(WHAT TO DO): Lines that hold the string "value" are to be counted; give only their number.

(Records contained in a dataset):
<<<<

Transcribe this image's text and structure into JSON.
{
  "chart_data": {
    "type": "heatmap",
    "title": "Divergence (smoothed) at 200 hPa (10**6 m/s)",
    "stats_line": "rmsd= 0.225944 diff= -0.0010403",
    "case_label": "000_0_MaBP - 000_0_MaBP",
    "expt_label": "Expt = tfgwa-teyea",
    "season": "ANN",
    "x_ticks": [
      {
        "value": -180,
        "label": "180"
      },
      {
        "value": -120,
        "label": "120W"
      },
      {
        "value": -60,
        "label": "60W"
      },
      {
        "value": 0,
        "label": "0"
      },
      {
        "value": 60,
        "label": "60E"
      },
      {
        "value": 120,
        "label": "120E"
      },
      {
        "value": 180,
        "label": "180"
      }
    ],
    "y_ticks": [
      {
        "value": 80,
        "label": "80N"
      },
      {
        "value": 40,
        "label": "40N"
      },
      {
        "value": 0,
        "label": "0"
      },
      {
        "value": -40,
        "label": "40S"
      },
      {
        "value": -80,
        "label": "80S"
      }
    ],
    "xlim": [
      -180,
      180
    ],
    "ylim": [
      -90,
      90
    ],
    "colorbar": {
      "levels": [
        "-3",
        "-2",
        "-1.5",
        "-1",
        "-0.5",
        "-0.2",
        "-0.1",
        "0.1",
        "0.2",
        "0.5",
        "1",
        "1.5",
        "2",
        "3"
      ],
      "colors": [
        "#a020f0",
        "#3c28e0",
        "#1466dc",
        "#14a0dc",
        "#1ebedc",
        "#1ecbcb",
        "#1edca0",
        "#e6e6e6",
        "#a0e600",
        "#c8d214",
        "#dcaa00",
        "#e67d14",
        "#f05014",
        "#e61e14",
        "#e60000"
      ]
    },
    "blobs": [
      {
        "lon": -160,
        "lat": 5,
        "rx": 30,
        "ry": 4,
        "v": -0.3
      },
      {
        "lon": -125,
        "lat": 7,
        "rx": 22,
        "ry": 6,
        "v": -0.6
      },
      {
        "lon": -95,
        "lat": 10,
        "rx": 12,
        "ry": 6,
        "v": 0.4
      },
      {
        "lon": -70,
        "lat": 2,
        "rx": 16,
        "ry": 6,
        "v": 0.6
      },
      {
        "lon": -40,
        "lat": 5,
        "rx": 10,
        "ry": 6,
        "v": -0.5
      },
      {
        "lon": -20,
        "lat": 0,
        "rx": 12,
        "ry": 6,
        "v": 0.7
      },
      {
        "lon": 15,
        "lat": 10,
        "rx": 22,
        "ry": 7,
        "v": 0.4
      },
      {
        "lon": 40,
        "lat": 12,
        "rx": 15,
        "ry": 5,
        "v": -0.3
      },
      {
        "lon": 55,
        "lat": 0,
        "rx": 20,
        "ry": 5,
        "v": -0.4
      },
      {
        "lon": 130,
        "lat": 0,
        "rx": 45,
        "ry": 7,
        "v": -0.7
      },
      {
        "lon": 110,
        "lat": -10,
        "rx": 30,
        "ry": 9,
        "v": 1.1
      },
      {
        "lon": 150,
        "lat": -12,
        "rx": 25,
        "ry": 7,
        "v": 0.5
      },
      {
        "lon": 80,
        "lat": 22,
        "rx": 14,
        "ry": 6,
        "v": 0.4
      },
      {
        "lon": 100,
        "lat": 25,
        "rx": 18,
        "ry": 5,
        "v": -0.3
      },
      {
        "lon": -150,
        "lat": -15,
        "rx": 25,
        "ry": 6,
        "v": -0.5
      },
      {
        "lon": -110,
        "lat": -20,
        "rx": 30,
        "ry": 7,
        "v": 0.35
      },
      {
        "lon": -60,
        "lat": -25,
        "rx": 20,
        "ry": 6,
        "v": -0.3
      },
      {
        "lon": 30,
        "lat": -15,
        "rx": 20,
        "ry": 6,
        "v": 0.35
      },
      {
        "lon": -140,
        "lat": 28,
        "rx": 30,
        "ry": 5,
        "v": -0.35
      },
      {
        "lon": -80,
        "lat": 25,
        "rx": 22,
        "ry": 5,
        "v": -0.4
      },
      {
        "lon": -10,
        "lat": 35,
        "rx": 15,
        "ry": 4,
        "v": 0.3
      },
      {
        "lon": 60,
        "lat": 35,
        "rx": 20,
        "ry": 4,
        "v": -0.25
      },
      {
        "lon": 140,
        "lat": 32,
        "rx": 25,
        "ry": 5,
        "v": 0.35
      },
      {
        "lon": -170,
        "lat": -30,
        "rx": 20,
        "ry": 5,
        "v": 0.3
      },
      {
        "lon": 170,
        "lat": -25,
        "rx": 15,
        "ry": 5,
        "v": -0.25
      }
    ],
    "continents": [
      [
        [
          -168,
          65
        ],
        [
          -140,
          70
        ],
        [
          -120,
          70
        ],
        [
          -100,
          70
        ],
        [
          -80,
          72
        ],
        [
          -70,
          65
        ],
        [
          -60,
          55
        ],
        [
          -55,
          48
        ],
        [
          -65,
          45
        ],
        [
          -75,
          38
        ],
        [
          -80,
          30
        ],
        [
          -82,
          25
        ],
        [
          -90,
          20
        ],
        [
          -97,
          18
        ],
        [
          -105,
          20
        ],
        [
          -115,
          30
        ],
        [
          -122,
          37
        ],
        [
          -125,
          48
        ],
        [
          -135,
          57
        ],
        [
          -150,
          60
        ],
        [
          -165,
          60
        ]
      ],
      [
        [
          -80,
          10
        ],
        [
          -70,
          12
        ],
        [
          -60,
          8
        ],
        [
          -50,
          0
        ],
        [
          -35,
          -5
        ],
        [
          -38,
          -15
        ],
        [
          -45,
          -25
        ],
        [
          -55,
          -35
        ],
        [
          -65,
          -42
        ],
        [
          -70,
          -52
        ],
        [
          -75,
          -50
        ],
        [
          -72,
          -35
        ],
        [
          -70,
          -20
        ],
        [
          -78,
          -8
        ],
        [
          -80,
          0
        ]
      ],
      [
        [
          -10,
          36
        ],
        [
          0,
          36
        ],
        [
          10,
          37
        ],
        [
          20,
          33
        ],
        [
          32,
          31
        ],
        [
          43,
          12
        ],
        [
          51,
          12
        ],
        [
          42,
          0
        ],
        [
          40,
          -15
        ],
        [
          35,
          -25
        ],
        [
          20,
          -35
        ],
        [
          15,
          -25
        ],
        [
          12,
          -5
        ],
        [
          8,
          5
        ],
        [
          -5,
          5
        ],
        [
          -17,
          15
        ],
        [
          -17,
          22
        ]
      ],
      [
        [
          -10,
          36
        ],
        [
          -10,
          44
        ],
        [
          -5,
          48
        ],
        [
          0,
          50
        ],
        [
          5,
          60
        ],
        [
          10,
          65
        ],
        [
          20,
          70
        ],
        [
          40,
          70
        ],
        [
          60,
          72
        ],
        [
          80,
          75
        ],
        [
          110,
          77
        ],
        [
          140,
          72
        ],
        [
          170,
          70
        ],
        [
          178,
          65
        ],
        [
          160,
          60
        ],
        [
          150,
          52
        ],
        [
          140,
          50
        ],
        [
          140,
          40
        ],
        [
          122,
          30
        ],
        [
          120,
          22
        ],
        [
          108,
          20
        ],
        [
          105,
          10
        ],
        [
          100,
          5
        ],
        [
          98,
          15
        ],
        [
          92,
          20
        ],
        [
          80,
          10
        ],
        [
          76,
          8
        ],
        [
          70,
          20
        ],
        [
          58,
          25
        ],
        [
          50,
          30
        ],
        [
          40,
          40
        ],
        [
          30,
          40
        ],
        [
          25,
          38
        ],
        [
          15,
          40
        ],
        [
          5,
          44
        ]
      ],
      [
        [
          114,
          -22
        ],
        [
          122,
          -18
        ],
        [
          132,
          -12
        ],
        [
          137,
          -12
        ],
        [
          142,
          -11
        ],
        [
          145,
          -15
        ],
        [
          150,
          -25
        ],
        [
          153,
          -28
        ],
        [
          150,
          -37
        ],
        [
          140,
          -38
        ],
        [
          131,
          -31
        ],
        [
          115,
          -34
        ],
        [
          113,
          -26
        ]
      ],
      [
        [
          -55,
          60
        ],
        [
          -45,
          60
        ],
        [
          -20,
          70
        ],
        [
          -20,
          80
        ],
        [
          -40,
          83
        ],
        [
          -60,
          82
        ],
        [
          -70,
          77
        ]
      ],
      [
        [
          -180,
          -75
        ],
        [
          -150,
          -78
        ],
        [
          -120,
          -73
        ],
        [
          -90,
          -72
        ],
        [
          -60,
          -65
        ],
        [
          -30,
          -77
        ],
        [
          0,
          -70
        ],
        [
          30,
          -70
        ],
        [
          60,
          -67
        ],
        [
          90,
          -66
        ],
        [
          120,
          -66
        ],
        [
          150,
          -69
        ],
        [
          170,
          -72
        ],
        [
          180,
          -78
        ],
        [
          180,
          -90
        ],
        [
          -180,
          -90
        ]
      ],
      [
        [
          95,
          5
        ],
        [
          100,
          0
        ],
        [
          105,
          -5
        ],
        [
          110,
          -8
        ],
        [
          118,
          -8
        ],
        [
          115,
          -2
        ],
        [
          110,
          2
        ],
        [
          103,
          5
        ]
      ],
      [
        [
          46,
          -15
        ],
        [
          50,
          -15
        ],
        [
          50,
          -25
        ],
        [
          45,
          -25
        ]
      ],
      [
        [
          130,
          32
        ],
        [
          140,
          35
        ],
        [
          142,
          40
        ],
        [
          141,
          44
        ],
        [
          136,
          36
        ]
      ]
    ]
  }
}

>>>>

(SOLUTION FOR THIS PROBLEM): 12